WHAT IS EXPECTED » Repeat each line exactly, leaving nothing out.

PROVIDED DATA »
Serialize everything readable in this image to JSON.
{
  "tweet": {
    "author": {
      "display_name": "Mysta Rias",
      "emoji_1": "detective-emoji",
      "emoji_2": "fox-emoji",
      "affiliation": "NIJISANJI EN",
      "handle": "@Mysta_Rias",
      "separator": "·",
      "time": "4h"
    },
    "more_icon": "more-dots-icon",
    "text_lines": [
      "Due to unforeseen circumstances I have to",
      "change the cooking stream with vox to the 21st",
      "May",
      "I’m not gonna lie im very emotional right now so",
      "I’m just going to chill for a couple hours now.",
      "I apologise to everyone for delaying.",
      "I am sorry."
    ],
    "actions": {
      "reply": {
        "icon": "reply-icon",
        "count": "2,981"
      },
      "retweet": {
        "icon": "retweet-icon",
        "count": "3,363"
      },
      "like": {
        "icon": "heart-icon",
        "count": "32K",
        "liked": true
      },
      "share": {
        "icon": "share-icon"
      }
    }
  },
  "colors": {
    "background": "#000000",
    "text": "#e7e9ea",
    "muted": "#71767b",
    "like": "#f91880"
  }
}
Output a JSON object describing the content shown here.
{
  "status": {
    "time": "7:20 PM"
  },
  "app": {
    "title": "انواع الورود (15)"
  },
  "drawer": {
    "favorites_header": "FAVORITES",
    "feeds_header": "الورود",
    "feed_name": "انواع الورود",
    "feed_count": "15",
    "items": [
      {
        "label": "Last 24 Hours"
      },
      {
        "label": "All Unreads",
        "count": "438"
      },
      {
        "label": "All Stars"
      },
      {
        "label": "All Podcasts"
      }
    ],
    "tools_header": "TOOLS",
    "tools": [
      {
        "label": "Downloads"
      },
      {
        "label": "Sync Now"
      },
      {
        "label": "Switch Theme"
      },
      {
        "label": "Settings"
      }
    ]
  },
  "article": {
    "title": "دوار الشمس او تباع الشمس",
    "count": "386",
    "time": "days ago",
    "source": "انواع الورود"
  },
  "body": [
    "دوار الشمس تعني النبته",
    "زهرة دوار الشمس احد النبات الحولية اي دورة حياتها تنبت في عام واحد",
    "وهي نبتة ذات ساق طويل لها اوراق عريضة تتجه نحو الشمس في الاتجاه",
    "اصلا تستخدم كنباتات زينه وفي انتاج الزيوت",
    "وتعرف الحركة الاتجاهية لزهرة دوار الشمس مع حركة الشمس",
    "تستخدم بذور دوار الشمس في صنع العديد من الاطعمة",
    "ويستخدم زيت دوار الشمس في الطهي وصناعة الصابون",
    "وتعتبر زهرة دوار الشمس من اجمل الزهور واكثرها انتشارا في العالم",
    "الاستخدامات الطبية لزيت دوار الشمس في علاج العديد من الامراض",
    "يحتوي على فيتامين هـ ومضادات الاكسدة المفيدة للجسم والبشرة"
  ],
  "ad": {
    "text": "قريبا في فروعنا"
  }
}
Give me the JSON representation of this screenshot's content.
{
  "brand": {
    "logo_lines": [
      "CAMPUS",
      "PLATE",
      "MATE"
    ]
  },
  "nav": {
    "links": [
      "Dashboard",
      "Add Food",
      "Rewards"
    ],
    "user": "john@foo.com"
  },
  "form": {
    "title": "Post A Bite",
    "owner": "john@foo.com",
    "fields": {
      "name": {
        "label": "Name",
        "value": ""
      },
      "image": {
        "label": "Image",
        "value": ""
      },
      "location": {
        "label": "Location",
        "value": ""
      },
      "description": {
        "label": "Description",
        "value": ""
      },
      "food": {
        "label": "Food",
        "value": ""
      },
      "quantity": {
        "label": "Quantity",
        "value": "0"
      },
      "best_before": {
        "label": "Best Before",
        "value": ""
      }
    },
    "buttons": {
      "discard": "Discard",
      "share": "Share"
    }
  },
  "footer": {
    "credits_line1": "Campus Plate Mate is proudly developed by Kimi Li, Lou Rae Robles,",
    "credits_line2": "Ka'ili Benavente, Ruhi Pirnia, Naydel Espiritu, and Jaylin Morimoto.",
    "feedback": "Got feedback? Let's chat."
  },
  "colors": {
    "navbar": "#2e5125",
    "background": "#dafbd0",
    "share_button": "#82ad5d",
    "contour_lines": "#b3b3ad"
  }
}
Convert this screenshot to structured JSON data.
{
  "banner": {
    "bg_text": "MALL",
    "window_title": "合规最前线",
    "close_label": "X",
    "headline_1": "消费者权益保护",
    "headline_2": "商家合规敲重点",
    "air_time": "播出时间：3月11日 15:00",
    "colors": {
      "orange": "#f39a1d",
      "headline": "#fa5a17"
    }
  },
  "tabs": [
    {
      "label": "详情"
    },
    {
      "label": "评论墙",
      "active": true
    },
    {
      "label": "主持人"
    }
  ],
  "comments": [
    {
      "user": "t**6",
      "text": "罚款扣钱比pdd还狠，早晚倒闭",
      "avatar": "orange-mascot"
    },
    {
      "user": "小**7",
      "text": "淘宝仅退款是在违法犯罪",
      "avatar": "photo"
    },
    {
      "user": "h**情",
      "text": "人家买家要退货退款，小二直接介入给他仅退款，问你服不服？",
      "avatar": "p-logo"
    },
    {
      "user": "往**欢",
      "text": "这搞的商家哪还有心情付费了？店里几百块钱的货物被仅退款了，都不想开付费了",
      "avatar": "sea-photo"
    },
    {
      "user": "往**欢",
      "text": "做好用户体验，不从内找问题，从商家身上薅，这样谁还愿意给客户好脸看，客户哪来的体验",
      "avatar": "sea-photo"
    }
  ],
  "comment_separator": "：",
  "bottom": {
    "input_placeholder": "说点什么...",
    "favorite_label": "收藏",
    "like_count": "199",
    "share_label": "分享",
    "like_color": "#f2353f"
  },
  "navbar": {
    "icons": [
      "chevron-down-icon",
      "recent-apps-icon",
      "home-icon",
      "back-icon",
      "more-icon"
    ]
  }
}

THE OUTPUT »
Serialize everything readable in this image to JSON.
{
  "tweet": {
    "author": {
      "display_name": "Mysta Rias",
      "emoji_1": "detective-emoji",
      "emoji_2": "fox-emoji",
      "affiliation": "NIJISANJI EN",
      "handle": "@Mysta_Rias",
      "separator": "·",
      "time": "4h"
    },
    "more_icon": "more-dots-icon",
    "text_lines": [
      "Due to unforeseen circumstances I have to",
      "change the cooking stream with vox to the 21st",
      "May",
      "I’m not gonna lie im very emotional right now so",
      "I’m just going to chill for a couple hours now.",
      "I apologise to everyone for delaying.",
      "I am sorry."
    ],
    "actions": {
      "reply": {
        "icon": "reply-icon",
        "count": "2,981"
      },
      "retweet": {
        "icon": "retweet-icon",
        "count": "3,363"
      },
      "like": {
        "icon": "heart-icon",
        "count": "32K",
        "liked": true
      },
      "share": {
        "icon": "share-icon"
      }
    }
  },
  "colors": {
    "background": "#000000",
    "text": "#e7e9ea",
    "muted": "#71767b",
    "like": "#f91880"
  }
}
Output a JSON object describing the content shown here.
{
  "status": {
    "time": "7:20 PM"
  },
  "app": {
    "title": "انواع الورود (15)"
  },
  "drawer": {
    "favorites_header": "FAVORITES",
    "feeds_header": "الورود",
    "feed_name": "انواع الورود",
    "feed_count": "15",
    "items": [
      {
        "label": "Last 24 Hours"
      },
      {
        "label": "All Unreads",
        "count": "438"
      },
      {
        "label": "All Stars"
      },
      {
        "label": "All Podcasts"
      }
    ],
    "tools_header": "TOOLS",
    "tools": [
      {
        "label": "Downloads"
      },
      {
        "label": "Sync Now"
      },
      {
        "label": "Switch Theme"
      },
      {
        "label": "Settings"
      }
    ]
  },
  "article": {
    "title": "دوار الشمس او تباع الشمس",
    "count": "386",
    "time": "days ago",
    "source": "انواع الورود"
  },
  "body": [
    "دوار الشمس تعني النبته",
    "زهرة دوار الشمس احد النبات الحولية اي دورة حياتها تنبت في عام واحد",
    "وهي نبتة ذات ساق طويل لها اوراق عريضة تتجه نحو الشمس في الاتجاه",
    "اصلا تستخدم كنباتات زينه وفي انتاج الزيوت",
    "وتعرف الحركة الاتجاهية لزهرة دوار الشمس مع حركة الشمس",
    "تستخدم بذور دوار الشمس في صنع العديد من الاطعمة",
    "ويستخدم زيت دوار الشمس في الطهي وصناعة الصابون",
    "وتعتبر زهرة دوار الشمس من اجمل الزهور واكثرها انتشارا في العالم",
    "الاستخدامات الطبية لزيت دوار الشمس في علاج العديد من الامراض",
    "يحتوي على فيتامين هـ ومضادات الاكسدة المفيدة للجسم والبشرة"
  ],
  "ad": {
    "text": "قريبا في فروعنا"
  }
}
Give me the JSON representation of this screenshot's content.
{
  "brand": {
    "logo_lines": [
      "CAMPUS",
      "PLATE",
      "MATE"
    ]
  },
  "nav": {
    "links": [
      "Dashboard",
      "Add Food",
      "Rewards"
    ],
    "user": "john@foo.com"
  },
  "form": {
    "title": "Post A Bite",
    "owner": "john@foo.com",
    "fields": {
      "name": {
        "label": "Name",
        "value": ""
      },
      "image": {
        "label": "Image",
        "value": ""
      },
      "location": {
        "label": "Location",
        "value": ""
      },
      "description": {
        "label": "Description",
        "value": ""
      },
      "food": {
        "label": "Food",
        "value": ""
      },
      "quantity": {
        "label": "Quantity",
        "value": "0"
      },
      "best_before": {
        "label": "Best Before",
        "value": ""
      }
    },
    "buttons": {
      "discard": "Discard",
      "share": "Share"
    }
  },
  "footer": {
    "credits_line1": "Campus Plate Mate is proudly developed by Kimi Li, Lou Rae Robles,",
    "credits_line2": "Ka'ili Benavente, Ruhi Pirnia, Naydel Espiritu, and Jaylin Morimoto.",
    "feedback": "Got feedback? Let's chat."
  },
  "colors": {
    "navbar": "#2e5125",
    "background": "#dafbd0",
    "share_button": "#82ad5d",
    "contour_lines": "#b3b3ad"
  }
}
Convert this screenshot to structured JSON data.
{
  "banner": {
    "bg_text": "MALL",
    "window_title": "合规最前线",
    "close_label": "X",
    "headline_1": "消费者权益保护",
    "headline_2": "商家合规敲重点",
    "air_time": "播出时间：3月11日 15:00",
    "colors": {
      "orange": "#f39a1d",
      "headline": "#fa5a17"
    }
  },
  "tabs": [
    {
      "label": "详情"
    },
    {
      "label": "评论墙",
      "active": true
    },
    {
      "label": "主持人"
    }
  ],
  "comments": [
    {
      "user": "t**6",
      "text": "罚款扣钱比pdd还狠，早晚倒闭",
      "avatar": "orange-mascot"
    },
    {
      "user": "小**7",
      "text": "淘宝仅退款是在违法犯罪",
      "avatar": "photo"
    },
    {
      "user": "h**情",
      "text": "人家买家要退货退款，小二直接介入给他仅退款，问你服不服？",
      "avatar": "p-logo"
    },
    {
      "user": "往**欢",
      "text": "这搞的商家哪还有心情付费了？店里几百块钱的货物被仅退款了，都不想开付费了",
      "avatar": "sea-photo"
    },
    {
      "user": "往**欢",
      "text": "做好用户体验，不从内找问题，从商家身上薅，这样谁还愿意给客户好脸看，客户哪来的体验",
      "avatar": "sea-photo"
    }
  ],
  "comment_separator": "：",
  "bottom": {
    "input_placeholder": "说点什么...",
    "favorite_label": "收藏",
    "like_count": "199",
    "share_label": "分享",
    "like_color": "#f2353f"
  },
  "navbar": {
    "icons": [
      "chevron-down-icon",
      "recent-apps-icon",
      "home-icon",
      "back-icon",
      "more-icon"
    ]
  }
}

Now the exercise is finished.